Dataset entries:
------------------------
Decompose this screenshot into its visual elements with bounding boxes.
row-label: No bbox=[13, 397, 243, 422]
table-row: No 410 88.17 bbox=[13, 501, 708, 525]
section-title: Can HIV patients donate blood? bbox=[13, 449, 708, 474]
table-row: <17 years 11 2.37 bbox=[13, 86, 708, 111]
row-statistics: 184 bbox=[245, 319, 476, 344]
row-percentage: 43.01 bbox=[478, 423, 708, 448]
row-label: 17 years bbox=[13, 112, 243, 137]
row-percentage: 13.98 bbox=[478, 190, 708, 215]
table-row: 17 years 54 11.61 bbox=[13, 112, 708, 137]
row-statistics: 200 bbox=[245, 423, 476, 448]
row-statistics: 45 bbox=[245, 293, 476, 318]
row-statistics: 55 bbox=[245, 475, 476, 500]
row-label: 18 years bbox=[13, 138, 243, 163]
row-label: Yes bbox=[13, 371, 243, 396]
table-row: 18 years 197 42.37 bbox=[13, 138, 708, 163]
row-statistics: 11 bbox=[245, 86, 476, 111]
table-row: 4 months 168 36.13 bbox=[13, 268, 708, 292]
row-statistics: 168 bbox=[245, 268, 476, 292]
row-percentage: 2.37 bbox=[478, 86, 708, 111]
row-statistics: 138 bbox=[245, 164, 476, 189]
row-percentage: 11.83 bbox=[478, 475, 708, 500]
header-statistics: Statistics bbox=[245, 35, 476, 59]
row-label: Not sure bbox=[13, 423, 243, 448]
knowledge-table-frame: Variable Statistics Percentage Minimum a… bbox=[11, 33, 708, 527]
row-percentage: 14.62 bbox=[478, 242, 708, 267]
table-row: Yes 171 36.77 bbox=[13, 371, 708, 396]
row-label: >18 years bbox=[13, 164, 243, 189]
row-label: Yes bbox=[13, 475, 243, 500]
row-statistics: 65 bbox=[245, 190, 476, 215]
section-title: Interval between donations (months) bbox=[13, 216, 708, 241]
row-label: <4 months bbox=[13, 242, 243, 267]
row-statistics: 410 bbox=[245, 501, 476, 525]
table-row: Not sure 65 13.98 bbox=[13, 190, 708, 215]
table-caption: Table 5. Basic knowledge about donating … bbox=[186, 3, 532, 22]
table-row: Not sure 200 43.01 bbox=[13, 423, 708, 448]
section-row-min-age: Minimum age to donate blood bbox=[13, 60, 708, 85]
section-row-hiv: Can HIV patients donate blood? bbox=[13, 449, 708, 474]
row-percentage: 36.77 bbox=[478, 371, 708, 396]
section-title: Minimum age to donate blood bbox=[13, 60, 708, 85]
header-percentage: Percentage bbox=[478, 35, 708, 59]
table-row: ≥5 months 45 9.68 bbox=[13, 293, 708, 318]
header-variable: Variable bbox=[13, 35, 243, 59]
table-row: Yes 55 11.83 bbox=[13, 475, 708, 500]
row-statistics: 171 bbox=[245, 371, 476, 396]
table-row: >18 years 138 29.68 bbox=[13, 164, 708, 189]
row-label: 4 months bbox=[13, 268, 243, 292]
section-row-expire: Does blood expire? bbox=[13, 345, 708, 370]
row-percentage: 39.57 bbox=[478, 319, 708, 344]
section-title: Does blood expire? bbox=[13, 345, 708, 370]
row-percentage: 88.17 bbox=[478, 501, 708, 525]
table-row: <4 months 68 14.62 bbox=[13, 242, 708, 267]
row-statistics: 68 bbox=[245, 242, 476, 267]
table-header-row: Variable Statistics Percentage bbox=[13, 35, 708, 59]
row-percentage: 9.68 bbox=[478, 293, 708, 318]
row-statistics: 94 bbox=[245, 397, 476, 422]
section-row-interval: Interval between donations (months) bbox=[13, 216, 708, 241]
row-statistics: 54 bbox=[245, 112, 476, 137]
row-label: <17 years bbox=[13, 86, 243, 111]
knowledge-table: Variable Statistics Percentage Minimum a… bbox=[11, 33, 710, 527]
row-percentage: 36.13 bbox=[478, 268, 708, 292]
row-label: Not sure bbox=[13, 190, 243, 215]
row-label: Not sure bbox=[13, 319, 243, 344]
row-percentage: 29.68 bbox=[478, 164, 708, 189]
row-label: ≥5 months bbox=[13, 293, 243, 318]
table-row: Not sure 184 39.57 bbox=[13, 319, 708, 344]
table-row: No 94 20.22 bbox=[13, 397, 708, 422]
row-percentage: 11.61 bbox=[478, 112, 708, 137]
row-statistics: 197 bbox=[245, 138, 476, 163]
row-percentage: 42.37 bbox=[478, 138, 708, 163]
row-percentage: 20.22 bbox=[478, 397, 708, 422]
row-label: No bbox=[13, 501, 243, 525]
------------------------
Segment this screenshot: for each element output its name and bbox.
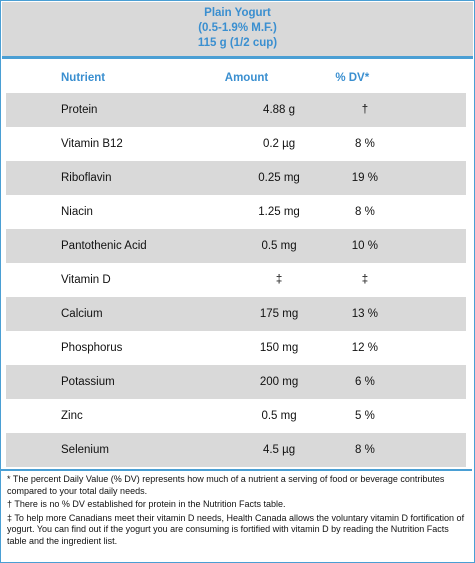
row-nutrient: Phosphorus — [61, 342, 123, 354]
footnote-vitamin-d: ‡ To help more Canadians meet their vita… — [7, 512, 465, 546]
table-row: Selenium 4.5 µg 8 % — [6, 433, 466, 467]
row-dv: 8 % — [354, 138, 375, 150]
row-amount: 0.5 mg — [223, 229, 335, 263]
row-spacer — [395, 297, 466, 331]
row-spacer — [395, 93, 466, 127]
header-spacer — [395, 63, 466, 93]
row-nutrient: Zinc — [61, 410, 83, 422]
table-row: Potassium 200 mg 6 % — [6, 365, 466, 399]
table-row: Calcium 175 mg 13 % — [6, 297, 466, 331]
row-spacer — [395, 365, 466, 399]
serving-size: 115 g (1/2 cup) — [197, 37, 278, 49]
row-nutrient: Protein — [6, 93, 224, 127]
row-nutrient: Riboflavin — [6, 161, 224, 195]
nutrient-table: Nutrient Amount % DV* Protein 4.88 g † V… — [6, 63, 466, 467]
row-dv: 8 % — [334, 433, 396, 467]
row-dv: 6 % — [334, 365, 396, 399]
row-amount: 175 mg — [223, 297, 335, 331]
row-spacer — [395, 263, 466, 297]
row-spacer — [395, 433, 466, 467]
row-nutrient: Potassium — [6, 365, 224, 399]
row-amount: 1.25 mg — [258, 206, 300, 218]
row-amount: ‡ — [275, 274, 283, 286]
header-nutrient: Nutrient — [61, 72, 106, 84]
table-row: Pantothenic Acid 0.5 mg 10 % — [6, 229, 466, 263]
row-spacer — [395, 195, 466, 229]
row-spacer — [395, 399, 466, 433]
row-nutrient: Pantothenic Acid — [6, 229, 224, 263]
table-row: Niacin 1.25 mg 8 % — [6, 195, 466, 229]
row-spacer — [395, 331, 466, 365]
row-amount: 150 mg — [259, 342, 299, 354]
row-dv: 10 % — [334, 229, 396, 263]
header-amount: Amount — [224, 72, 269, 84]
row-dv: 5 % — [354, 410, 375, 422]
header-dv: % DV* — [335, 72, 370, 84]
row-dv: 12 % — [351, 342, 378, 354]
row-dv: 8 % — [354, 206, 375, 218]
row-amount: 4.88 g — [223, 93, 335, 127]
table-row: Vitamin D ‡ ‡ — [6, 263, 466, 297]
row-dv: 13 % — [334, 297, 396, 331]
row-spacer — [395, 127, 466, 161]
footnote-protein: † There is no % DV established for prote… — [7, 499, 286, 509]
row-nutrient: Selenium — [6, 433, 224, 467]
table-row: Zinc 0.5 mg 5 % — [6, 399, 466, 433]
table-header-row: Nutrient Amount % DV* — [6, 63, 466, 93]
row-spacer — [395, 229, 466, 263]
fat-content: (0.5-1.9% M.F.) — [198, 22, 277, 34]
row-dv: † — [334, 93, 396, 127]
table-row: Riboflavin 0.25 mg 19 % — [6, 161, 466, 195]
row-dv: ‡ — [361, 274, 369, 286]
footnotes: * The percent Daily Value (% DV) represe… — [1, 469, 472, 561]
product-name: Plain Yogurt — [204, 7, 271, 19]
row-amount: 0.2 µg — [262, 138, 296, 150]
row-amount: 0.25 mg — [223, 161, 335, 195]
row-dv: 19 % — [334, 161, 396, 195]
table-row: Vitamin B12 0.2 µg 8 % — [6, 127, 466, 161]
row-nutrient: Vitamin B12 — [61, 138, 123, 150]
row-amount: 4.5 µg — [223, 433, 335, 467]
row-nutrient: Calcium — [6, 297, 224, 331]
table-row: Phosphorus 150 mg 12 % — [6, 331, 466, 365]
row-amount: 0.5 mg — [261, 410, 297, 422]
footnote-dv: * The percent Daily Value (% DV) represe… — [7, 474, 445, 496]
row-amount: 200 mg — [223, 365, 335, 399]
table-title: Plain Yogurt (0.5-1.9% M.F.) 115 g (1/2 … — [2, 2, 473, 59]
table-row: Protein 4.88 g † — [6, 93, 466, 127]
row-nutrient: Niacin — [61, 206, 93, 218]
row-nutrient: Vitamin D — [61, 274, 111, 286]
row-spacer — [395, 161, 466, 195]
------------------------
» **WHAT NEEDS TO BE DONE**: Filter the data, keeping only the lines that contain "name".

» **ANSWER FOR THIS EXERCISE**:
Segment this screenshot: for each element output its name and bbox.
product-name: Plain Yogurt — [204, 7, 271, 19]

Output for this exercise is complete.